Start of Dataset records
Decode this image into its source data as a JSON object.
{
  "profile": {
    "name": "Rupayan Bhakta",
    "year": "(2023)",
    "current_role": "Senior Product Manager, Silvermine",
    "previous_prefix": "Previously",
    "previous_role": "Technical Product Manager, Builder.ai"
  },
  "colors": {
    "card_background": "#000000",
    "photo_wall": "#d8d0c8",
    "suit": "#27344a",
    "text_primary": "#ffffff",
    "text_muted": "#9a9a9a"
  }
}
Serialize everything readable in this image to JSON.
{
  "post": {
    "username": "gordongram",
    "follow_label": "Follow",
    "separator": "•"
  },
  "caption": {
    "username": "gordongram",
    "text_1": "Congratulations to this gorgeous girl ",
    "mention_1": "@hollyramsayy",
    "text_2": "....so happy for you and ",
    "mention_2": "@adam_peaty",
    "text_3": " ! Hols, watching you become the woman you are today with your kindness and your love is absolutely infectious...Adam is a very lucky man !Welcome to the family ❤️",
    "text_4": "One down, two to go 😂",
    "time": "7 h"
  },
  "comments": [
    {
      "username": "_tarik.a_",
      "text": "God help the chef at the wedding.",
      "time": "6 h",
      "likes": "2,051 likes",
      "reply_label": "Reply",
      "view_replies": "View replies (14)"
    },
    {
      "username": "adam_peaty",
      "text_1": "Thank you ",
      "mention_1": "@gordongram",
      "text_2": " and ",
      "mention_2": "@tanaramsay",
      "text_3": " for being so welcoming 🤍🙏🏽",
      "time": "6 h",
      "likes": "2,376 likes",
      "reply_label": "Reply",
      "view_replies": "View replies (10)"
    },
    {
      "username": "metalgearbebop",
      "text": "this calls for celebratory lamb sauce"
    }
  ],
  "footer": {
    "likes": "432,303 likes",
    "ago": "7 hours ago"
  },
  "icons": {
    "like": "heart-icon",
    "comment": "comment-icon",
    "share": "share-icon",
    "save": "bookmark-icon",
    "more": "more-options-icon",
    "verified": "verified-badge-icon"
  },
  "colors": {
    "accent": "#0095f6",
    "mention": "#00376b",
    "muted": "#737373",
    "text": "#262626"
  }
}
End of Dataset records
■ **What you need to do**
Track down the lines that include the word "JSON" and copy them.

■ **Output for this task**
Decode this image into its source data as a JSON object.
Serialize everything readable in this image to JSON.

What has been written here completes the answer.